(Recorded data)
## begin

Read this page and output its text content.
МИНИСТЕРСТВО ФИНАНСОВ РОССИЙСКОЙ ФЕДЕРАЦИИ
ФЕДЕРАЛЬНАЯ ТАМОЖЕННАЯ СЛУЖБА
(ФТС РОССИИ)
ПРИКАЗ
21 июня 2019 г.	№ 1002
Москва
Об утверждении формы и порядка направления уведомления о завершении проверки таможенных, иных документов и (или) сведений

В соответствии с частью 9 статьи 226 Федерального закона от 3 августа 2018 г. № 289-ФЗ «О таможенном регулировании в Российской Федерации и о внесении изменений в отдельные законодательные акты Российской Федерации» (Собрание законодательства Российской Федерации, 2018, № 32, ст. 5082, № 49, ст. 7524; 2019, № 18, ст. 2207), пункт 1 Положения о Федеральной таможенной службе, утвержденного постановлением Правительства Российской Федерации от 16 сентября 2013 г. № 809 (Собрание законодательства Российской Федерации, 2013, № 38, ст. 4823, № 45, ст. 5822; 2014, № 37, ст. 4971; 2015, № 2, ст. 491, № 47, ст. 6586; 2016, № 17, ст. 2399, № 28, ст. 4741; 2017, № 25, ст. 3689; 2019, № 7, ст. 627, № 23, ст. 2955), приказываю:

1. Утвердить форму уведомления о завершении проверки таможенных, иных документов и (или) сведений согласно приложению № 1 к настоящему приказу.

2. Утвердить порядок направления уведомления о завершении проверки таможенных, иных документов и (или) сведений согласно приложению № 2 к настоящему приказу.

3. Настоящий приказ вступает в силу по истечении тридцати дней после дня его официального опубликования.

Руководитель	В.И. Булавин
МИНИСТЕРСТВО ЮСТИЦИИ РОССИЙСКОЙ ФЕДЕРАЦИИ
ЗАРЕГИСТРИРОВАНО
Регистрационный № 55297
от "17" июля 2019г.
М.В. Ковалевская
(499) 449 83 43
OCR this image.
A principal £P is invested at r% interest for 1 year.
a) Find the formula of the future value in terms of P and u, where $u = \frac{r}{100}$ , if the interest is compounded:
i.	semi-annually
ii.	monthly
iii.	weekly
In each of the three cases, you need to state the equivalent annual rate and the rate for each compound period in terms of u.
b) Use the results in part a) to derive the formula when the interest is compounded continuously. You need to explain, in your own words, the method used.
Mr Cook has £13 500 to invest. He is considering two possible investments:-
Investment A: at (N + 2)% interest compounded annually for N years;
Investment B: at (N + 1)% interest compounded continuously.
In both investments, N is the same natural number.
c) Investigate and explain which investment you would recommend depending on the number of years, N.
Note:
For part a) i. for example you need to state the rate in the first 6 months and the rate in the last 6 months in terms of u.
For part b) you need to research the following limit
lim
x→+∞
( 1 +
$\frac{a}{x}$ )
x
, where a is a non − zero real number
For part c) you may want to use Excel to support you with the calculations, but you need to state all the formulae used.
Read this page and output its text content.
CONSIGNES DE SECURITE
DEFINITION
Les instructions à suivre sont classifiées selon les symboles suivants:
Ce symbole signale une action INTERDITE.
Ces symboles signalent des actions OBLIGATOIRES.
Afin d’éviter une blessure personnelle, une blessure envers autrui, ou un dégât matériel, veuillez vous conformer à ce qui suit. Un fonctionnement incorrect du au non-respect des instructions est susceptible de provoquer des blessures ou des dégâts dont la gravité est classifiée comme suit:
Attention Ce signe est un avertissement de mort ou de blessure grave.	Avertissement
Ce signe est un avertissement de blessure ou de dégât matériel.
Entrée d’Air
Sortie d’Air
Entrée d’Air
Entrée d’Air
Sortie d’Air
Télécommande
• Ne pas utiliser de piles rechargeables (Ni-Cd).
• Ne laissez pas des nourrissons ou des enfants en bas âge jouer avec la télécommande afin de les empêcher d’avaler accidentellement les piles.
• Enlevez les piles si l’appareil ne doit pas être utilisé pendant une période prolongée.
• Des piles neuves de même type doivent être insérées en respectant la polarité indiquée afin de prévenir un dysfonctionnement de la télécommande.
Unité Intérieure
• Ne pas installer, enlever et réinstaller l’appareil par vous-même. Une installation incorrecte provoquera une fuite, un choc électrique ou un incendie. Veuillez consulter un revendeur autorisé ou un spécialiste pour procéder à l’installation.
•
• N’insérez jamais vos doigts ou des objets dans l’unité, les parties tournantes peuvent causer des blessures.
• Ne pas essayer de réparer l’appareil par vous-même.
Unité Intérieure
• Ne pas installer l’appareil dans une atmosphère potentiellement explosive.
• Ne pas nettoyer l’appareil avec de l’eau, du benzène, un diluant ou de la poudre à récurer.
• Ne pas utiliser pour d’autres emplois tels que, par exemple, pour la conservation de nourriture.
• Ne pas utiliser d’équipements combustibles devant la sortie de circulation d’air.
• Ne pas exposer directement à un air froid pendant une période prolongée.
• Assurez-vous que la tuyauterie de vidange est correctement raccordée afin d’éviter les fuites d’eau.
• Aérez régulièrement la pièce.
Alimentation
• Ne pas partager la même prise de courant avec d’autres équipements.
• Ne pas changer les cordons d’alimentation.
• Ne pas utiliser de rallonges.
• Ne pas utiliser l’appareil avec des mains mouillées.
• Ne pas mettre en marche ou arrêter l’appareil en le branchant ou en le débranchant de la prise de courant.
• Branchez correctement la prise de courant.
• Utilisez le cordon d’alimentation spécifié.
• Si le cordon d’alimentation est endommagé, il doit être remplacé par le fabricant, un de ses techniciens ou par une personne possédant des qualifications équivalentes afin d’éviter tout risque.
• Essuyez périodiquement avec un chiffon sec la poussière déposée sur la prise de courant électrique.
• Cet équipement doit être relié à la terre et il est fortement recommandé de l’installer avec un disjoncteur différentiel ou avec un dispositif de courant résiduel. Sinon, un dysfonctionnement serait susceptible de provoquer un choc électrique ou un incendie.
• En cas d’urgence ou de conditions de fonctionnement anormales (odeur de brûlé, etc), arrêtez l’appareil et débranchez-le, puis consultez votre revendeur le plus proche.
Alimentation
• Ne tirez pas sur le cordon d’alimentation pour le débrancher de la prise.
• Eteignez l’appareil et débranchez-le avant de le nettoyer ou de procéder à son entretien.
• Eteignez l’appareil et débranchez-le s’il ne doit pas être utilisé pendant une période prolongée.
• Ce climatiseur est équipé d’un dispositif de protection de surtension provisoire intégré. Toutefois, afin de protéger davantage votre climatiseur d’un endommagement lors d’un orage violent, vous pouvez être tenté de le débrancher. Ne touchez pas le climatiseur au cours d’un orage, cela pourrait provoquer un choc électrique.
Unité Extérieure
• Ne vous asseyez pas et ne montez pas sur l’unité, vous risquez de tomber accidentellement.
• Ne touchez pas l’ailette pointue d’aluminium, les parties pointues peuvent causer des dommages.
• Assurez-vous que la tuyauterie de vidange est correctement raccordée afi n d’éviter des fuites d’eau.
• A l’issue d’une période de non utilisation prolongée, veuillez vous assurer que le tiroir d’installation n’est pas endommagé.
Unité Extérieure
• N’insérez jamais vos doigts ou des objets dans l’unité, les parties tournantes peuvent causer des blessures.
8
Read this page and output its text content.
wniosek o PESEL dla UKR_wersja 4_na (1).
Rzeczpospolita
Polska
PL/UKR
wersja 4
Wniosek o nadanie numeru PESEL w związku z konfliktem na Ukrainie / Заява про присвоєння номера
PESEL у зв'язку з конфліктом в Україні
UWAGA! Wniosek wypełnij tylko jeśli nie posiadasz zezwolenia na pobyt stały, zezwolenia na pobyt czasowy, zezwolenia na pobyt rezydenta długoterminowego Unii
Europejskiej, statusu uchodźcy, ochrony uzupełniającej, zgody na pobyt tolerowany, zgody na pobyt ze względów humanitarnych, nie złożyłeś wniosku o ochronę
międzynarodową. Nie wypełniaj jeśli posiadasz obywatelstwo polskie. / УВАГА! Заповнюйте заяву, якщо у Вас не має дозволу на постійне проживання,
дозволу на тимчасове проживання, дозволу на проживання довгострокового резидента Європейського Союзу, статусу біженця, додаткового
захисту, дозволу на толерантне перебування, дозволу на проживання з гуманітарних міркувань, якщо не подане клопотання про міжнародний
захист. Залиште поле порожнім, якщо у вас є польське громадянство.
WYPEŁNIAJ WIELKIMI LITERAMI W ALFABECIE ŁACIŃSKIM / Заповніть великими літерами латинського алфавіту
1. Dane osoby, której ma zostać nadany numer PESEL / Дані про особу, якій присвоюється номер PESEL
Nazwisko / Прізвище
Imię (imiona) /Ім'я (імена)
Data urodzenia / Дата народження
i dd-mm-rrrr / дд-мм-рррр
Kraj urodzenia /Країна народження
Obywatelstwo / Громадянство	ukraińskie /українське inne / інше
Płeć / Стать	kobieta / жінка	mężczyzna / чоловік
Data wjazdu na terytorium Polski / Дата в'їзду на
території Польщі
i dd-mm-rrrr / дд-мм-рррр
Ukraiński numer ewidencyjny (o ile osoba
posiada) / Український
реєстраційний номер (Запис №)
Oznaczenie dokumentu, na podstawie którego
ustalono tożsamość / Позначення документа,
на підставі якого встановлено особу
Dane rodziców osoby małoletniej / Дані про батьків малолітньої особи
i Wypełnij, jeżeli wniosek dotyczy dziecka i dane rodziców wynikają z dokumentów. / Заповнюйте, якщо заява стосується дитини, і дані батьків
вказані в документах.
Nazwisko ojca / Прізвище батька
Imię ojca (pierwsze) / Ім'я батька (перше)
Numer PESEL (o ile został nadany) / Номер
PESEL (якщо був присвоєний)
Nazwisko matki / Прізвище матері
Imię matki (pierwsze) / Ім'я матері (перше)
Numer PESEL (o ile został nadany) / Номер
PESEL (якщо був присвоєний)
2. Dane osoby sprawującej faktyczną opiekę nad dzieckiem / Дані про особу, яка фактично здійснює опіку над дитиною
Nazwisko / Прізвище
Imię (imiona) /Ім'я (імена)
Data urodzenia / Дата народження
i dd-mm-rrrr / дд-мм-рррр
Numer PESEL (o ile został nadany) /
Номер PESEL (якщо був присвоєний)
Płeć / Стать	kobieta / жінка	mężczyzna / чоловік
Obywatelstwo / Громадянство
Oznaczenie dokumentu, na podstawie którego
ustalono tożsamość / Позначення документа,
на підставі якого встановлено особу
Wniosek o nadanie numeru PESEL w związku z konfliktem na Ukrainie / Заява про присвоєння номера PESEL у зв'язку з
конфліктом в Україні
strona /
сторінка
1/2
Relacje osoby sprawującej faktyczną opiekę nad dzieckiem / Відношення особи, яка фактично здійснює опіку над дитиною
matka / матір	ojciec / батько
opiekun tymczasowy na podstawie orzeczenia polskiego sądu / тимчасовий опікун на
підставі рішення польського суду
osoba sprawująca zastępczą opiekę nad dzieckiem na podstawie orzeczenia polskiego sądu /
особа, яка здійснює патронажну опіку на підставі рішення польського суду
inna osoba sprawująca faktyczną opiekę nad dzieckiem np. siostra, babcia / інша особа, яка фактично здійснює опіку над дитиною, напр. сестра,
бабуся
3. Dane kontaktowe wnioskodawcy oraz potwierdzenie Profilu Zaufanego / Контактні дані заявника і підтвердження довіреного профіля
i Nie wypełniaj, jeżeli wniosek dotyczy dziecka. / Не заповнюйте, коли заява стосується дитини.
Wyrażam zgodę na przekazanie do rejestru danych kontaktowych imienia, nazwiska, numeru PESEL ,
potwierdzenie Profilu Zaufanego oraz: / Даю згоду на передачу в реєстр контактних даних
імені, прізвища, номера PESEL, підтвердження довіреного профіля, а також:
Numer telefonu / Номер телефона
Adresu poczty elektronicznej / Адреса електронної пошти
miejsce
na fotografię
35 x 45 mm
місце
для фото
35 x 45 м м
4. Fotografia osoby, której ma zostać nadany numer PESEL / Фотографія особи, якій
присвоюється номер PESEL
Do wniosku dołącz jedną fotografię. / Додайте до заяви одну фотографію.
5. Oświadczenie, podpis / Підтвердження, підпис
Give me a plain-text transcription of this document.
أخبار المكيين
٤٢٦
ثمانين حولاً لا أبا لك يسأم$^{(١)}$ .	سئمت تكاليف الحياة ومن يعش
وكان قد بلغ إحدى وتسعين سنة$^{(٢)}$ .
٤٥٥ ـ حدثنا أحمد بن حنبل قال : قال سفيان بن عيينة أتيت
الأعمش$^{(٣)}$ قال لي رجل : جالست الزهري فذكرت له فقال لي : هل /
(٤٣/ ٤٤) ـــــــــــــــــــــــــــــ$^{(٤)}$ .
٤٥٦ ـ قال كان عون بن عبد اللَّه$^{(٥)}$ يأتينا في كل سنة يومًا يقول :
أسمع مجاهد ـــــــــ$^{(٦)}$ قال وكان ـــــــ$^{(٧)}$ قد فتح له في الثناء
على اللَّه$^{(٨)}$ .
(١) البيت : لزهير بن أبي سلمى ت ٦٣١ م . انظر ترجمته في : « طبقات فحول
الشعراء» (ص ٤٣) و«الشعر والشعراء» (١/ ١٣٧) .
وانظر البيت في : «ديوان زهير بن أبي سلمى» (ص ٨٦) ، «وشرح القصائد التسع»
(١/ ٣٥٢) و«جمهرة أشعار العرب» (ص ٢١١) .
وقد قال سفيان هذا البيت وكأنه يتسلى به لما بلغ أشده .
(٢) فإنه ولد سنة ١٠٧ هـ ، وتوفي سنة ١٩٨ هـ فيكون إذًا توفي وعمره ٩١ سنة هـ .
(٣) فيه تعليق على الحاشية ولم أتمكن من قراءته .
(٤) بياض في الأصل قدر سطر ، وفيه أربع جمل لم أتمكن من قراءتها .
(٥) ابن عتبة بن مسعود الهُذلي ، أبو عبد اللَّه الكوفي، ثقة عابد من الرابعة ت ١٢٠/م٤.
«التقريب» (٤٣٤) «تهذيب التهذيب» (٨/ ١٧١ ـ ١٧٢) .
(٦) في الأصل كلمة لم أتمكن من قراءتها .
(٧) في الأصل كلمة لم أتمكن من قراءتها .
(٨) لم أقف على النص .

## end

Instructions to follow
From the data above, show each line that contains "installer".

Task answer
• Ne pas installer, enlever et réinstaller l’appareil par vous-même. Une installation incorrecte provoquera une fuite, un choc électrique ou un incendie. Veuillez consulter un revendeur autorisé ou un spécialiste pour procéder à l’installation.
• Ne pas installer l’appareil dans une atmosphère potentiellement explosive.
• Cet équipement doit être relié à la terre et il est fortement recommandé de l’installer avec un disjoncteur différentiel ou avec un dispositif de courant résiduel. Sinon, un dysfonctionnement serait susceptible de provoquer un choc électrique ou un incendie.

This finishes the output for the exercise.